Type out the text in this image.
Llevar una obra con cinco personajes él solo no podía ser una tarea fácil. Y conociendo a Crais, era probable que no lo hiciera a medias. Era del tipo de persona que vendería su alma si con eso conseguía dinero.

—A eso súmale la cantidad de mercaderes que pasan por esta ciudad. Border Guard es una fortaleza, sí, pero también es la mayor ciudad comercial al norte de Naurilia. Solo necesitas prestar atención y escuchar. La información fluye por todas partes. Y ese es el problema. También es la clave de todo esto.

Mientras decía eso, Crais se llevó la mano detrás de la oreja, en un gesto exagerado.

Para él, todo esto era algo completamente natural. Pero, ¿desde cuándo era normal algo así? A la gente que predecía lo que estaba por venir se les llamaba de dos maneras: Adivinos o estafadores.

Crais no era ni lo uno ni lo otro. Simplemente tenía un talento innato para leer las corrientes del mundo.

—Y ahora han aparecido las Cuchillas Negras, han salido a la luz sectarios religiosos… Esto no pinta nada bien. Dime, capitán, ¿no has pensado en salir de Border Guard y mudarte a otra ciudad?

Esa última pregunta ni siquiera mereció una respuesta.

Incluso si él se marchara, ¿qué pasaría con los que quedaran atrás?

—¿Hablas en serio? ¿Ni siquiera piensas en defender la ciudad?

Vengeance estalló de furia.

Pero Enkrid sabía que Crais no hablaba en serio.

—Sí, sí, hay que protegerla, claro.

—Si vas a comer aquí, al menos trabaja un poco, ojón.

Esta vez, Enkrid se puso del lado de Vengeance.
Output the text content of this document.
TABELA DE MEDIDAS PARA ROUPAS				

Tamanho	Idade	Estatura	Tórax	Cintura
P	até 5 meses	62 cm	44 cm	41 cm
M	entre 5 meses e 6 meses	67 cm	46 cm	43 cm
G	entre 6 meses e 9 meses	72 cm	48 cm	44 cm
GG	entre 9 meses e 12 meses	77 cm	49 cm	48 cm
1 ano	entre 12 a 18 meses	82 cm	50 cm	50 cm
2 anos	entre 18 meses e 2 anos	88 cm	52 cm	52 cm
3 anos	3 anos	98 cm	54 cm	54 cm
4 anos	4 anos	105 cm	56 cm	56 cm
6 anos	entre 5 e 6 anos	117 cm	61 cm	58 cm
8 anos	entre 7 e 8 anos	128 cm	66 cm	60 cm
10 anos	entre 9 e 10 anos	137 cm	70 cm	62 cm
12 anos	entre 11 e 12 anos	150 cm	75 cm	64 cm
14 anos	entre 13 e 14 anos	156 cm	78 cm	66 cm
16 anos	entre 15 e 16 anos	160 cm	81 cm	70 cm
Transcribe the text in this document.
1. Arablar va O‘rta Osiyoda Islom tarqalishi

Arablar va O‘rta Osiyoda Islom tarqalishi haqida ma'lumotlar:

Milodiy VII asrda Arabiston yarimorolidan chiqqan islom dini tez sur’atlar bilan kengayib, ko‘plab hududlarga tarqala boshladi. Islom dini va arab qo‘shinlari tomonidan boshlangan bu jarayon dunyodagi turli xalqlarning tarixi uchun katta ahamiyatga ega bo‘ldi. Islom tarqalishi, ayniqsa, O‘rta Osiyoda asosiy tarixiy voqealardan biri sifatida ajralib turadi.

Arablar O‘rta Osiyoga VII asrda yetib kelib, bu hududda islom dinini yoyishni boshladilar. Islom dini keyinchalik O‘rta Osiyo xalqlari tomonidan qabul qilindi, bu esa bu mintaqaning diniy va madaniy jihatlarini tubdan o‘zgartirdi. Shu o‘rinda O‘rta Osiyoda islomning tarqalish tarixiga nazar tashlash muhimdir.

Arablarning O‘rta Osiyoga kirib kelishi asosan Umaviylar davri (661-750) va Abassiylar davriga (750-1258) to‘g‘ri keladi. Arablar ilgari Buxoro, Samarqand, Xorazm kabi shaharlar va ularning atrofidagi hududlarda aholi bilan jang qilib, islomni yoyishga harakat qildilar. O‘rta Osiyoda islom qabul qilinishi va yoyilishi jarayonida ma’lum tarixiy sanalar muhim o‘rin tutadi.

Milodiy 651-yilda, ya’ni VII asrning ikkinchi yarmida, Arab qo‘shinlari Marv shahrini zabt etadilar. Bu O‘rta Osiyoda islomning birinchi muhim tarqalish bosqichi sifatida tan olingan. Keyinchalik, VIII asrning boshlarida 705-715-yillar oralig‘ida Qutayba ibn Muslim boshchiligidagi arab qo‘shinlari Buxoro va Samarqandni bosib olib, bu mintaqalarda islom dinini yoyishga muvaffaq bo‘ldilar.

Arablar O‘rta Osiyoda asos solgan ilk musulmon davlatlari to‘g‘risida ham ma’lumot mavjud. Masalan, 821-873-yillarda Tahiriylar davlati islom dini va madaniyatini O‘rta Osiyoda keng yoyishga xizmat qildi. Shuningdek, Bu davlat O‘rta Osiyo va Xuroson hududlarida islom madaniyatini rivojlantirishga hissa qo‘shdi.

.....

### Task instructions
Output the listing above exactly as it appears.

### Reply
Type out the text in this image.
Llevar una obra con cinco personajes él solo no podía ser una tarea fácil. Y conociendo a Crais, era probable que no lo hiciera a medias. Era del tipo de persona que vendería su alma si con eso conseguía dinero.

—A eso súmale la cantidad de mercaderes que pasan por esta ciudad. Border Guard es una fortaleza, sí, pero también es la mayor ciudad comercial al norte de Naurilia. Solo necesitas prestar atención y escuchar. La información fluye por todas partes. Y ese es el problema. También es la clave de todo esto.

Mientras decía eso, Crais se llevó la mano detrás de la oreja, en un gesto exagerado.

Para él, todo esto era algo completamente natural. Pero, ¿desde cuándo era normal algo así? A la gente que predecía lo que estaba por venir se les llamaba de dos maneras: Adivinos o estafadores.

Crais no era ni lo uno ni lo otro. Simplemente tenía un talento innato para leer las corrientes del mundo.

—Y ahora han aparecido las Cuchillas Negras, han salido a la luz sectarios religiosos… Esto no pinta nada bien. Dime, capitán, ¿no has pensado en salir de Border Guard y mudarte a otra ciudad?

Esa última pregunta ni siquiera mereció una respuesta.

Incluso si él se marchara, ¿qué pasaría con los que quedaran atrás?

—¿Hablas en serio? ¿Ni siquiera piensas en defender la ciudad?

Vengeance estalló de furia.

Pero Enkrid sabía que Crais no hablaba en serio.

—Sí, sí, hay que protegerla, claro.

—Si vas a comer aquí, al menos trabaja un poco, ojón.

Esta vez, Enkrid se puso del lado de Vengeance.
Output the text content of this document.
TABELA DE MEDIDAS PARA ROUPAS				

Tamanho	Idade	Estatura	Tórax	Cintura
P	até 5 meses	62 cm	44 cm	41 cm
M	entre 5 meses e 6 meses	67 cm	46 cm	43 cm
G	entre 6 meses e 9 meses	72 cm	48 cm	44 cm
GG	entre 9 meses e 12 meses	77 cm	49 cm	48 cm
1 ano	entre 12 a 18 meses	82 cm	50 cm	50 cm
2 anos	entre 18 meses e 2 anos	88 cm	52 cm	52 cm
3 anos	3 anos	98 cm	54 cm	54 cm
4 anos	4 anos	105 cm	56 cm	56 cm
6 anos	entre 5 e 6 anos	117 cm	61 cm	58 cm
8 anos	entre 7 e 8 anos	128 cm	66 cm	60 cm
10 anos	entre 9 e 10 anos	137 cm	70 cm	62 cm
12 anos	entre 11 e 12 anos	150 cm	75 cm	64 cm
14 anos	entre 13 e 14 anos	156 cm	78 cm	66 cm
16 anos	entre 15 e 16 anos	160 cm	81 cm	70 cm
Transcribe the text in this document.
1. Arablar va O‘rta Osiyoda Islom tarqalishi

Arablar va O‘rta Osiyoda Islom tarqalishi haqida ma'lumotlar:

Milodiy VII asrda Arabiston yarimorolidan chiqqan islom dini tez sur’atlar bilan kengayib, ko‘plab hududlarga tarqala boshladi. Islom dini va arab qo‘shinlari tomonidan boshlangan bu jarayon dunyodagi turli xalqlarning tarixi uchun katta ahamiyatga ega bo‘ldi. Islom tarqalishi, ayniqsa, O‘rta Osiyoda asosiy tarixiy voqealardan biri sifatida ajralib turadi.

Arablar O‘rta Osiyoga VII asrda yetib kelib, bu hududda islom dinini yoyishni boshladilar. Islom dini keyinchalik O‘rta Osiyo xalqlari tomonidan qabul qilindi, bu esa bu mintaqaning diniy va madaniy jihatlarini tubdan o‘zgartirdi. Shu o‘rinda O‘rta Osiyoda islomning tarqalish tarixiga nazar tashlash muhimdir.

Arablarning O‘rta Osiyoga kirib kelishi asosan Umaviylar davri (661-750) va Abassiylar davriga (750-1258) to‘g‘ri keladi. Arablar ilgari Buxoro, Samarqand, Xorazm kabi shaharlar va ularning atrofidagi hududlarda aholi bilan jang qilib, islomni yoyishga harakat qildilar. O‘rta Osiyoda islom qabul qilinishi va yoyilishi jarayonida ma’lum tarixiy sanalar muhim o‘rin tutadi.

Milodiy 651-yilda, ya’ni VII asrning ikkinchi yarmida, Arab qo‘shinlari Marv shahrini zabt etadilar. Bu O‘rta Osiyoda islomning birinchi muhim tarqalish bosqichi sifatida tan olingan. Keyinchalik, VIII asrning boshlarida 705-715-yillar oralig‘ida Qutayba ibn Muslim boshchiligidagi arab qo‘shinlari Buxoro va Samarqandni bosib olib, bu mintaqalarda islom dinini yoyishga muvaffaq bo‘ldilar.

Arablar O‘rta Osiyoda asos solgan ilk musulmon davlatlari to‘g‘risida ham ma’lumot mavjud. Masalan, 821-873-yillarda Tahiriylar davlati islom dini va madaniyatini O‘rta Osiyoda keng yoyishga xizmat qildi. Shuningdek, Bu davlat O‘rta Osiyo va Xuroson hududlarida islom madaniyatini rivojlantirishga hissa qo‘shdi.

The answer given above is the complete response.